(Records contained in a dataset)

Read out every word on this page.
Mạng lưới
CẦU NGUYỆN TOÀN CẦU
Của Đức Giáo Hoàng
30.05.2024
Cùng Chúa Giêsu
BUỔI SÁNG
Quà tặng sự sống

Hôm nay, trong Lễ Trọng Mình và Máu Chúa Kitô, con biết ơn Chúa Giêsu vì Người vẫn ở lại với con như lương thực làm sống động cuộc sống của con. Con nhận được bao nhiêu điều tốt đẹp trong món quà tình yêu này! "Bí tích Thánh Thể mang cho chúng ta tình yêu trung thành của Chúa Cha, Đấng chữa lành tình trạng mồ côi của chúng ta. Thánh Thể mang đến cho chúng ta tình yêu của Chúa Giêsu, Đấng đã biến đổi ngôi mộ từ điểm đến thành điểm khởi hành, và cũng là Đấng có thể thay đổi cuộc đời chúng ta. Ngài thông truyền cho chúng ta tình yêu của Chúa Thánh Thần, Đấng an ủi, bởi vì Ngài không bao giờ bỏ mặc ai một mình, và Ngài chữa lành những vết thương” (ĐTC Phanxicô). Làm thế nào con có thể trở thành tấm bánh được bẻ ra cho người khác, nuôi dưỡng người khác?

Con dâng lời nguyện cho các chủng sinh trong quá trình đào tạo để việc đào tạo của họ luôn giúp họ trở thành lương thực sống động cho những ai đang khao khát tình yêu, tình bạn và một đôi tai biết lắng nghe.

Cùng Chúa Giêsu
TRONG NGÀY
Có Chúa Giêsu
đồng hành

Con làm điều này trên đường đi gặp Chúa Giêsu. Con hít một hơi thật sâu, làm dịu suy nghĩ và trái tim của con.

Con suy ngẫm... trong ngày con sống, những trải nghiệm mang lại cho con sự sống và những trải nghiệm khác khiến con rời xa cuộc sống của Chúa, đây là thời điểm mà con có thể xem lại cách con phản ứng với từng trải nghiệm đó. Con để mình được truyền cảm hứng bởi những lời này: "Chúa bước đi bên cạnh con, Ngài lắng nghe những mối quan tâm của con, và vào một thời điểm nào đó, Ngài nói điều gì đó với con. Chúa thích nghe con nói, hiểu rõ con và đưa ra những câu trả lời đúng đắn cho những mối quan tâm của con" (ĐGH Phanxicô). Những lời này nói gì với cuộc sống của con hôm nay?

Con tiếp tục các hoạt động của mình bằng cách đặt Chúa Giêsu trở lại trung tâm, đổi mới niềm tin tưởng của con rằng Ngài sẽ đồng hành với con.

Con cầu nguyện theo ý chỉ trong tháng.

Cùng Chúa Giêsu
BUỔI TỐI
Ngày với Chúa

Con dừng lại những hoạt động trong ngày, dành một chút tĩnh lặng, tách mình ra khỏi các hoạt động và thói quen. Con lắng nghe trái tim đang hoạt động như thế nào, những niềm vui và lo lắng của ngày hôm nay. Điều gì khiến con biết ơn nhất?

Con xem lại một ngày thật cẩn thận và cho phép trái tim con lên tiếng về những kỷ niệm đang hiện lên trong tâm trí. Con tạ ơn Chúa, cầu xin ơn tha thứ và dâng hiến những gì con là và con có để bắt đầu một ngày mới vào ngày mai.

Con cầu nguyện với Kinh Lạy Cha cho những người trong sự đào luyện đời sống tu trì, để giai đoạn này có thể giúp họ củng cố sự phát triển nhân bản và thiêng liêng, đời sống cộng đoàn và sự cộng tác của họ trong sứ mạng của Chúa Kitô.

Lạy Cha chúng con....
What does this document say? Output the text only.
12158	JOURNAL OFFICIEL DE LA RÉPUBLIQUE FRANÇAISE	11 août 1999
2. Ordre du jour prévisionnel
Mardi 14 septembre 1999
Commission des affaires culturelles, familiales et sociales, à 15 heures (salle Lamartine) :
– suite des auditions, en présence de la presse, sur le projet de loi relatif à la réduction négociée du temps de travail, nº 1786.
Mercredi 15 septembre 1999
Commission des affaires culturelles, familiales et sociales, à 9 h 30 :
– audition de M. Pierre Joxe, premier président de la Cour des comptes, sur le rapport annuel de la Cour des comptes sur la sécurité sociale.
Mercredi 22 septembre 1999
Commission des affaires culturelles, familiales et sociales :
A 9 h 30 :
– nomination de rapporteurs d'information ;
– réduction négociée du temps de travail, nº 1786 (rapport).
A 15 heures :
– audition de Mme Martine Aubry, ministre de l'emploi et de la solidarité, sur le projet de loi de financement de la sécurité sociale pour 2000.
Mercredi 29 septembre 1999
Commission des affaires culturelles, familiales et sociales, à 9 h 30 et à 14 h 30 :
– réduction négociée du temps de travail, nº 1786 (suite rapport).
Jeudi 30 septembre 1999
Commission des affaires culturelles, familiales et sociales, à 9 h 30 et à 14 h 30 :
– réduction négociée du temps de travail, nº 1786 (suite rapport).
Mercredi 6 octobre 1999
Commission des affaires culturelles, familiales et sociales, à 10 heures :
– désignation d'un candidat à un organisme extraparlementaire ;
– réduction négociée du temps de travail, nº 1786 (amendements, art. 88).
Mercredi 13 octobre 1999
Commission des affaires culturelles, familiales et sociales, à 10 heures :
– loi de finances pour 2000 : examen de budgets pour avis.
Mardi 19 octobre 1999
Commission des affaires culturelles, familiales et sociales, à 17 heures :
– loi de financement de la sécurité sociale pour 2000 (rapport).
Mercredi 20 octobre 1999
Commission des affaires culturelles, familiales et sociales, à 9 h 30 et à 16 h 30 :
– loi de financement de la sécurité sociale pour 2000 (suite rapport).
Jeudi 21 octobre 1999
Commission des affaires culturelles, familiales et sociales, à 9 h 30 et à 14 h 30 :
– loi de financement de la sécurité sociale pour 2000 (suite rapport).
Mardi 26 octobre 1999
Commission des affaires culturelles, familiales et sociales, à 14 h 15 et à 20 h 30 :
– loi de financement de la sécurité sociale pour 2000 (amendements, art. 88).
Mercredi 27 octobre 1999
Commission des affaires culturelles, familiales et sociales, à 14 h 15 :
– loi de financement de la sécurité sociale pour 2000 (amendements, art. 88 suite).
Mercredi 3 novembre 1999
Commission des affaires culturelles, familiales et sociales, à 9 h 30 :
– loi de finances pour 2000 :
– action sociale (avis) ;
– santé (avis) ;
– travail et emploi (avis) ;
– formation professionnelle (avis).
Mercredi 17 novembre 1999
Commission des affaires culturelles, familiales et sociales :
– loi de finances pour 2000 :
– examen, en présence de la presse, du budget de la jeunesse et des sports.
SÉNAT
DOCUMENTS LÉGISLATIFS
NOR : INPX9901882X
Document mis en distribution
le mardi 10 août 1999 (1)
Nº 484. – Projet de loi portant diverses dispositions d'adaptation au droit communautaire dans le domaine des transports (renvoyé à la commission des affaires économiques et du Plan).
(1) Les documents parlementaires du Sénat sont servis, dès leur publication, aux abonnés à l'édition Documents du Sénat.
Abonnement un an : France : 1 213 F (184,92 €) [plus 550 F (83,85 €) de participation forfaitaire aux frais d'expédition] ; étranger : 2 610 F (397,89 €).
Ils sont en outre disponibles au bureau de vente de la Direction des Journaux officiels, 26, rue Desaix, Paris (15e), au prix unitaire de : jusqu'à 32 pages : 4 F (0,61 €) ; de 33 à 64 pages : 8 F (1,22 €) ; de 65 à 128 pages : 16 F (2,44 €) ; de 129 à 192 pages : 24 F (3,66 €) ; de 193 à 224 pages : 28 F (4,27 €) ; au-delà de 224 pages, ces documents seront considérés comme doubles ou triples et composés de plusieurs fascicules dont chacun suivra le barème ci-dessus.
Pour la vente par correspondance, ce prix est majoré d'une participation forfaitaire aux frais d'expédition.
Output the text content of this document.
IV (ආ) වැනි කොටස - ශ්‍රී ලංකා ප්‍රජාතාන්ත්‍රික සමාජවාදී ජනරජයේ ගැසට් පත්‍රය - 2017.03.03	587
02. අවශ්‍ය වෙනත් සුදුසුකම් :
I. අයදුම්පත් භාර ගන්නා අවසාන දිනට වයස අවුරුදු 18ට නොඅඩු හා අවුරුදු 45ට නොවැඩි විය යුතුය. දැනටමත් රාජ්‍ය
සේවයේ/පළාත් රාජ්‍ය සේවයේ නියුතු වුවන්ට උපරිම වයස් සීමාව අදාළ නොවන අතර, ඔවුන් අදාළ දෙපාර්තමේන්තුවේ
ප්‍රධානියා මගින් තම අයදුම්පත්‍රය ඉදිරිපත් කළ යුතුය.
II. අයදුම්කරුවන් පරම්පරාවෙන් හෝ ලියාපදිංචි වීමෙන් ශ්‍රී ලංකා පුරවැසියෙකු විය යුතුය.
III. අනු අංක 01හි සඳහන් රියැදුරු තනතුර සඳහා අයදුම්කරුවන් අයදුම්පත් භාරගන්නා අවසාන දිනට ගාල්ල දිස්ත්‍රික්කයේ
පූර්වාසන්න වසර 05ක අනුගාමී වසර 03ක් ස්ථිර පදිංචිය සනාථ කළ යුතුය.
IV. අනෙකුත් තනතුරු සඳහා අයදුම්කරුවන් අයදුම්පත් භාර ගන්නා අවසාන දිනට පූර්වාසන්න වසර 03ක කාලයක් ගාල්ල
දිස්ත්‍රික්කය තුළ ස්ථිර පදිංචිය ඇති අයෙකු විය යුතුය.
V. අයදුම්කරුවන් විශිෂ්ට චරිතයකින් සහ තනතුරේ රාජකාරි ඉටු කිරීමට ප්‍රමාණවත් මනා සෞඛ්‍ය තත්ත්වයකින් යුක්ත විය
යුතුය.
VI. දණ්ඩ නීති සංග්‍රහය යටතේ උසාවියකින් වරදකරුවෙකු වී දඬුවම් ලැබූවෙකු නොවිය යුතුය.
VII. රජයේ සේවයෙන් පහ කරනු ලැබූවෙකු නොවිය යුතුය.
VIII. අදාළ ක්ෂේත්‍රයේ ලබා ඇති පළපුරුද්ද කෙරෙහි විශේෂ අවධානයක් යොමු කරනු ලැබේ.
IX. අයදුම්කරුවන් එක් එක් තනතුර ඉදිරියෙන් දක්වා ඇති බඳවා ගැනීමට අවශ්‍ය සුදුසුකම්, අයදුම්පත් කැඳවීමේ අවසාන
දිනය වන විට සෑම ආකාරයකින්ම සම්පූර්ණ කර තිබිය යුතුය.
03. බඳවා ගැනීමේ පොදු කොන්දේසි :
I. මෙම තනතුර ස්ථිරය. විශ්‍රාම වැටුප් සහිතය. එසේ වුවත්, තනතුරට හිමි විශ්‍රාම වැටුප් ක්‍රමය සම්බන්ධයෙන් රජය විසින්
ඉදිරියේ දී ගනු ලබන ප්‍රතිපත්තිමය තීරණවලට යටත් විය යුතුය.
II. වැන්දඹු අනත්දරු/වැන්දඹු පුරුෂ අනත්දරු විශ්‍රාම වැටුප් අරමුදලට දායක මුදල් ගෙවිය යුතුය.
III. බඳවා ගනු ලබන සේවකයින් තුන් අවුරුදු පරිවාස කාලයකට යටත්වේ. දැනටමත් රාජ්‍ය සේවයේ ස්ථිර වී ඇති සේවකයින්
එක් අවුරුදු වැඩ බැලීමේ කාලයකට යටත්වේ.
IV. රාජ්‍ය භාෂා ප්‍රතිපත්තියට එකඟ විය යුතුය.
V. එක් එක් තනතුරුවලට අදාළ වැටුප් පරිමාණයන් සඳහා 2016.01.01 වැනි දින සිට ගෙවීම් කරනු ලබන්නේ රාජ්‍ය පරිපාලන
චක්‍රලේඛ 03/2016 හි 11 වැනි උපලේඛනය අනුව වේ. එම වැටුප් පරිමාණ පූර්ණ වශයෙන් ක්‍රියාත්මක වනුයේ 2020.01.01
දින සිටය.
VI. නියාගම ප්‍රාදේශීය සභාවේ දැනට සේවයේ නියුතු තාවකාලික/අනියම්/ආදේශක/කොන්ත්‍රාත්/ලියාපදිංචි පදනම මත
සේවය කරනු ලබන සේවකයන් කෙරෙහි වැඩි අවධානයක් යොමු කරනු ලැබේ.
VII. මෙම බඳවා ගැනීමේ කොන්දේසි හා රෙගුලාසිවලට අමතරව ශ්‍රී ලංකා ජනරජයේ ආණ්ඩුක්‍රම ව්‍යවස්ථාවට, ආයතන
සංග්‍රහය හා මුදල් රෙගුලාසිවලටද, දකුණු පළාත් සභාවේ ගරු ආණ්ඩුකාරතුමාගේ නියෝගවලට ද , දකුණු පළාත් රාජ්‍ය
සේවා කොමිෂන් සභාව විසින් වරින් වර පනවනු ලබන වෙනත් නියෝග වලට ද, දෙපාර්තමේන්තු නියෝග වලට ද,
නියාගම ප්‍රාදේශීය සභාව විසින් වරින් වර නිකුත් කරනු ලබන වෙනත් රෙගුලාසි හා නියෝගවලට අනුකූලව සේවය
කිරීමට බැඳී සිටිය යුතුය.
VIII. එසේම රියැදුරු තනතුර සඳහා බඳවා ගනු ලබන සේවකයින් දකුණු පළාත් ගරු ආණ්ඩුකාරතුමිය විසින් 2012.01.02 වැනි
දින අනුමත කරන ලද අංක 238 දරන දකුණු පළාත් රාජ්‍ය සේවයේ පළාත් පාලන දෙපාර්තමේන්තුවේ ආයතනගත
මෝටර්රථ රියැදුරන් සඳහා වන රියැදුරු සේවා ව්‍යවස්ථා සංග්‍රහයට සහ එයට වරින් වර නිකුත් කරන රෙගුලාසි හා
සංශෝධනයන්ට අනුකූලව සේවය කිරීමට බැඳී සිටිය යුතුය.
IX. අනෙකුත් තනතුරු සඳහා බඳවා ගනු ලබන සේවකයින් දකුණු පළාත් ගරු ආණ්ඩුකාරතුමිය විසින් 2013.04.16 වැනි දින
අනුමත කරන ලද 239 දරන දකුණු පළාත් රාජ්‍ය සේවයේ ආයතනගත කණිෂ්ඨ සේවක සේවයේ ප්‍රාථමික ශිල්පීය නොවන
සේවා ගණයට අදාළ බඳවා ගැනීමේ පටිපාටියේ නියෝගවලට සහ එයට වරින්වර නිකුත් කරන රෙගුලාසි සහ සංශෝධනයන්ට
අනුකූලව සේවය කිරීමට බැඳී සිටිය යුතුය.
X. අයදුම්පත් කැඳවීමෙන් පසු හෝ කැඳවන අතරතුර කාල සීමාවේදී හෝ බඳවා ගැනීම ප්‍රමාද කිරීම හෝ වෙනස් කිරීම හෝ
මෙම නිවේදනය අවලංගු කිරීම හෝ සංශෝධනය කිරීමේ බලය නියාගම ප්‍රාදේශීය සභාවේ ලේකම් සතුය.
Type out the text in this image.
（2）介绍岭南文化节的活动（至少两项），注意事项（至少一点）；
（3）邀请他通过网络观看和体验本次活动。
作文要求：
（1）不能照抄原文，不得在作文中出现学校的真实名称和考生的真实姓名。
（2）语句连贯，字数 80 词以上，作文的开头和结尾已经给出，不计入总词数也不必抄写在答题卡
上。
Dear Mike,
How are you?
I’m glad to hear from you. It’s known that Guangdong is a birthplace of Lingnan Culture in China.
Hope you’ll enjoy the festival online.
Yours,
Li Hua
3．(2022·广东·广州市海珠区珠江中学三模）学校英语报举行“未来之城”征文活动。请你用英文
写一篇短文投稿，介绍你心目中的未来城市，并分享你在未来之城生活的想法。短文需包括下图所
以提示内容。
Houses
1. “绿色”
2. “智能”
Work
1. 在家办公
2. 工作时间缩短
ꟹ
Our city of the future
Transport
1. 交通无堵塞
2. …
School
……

TASK.
Out of the material above, select every line that holds the string "giúp".

SOLUTION TO THIS EXERCISE.
Con dâng lời nguyện cho các chủng sinh trong quá trình đào tạo để việc đào tạo của họ luôn giúp họ trở thành lương thực sống động cho những ai đang khao khát tình yêu, tình bạn và một đôi tai biết lắng nghe.
Con cầu nguyện với Kinh Lạy Cha cho những người trong sự đào luyện đời sống tu trì, để giai đoạn này có thể giúp họ củng cố sự phát triển nhân bản và thiêng liêng, đời sống cộng đoàn và sự cộng tác của họ trong sứ mạng của Chúa Kitô.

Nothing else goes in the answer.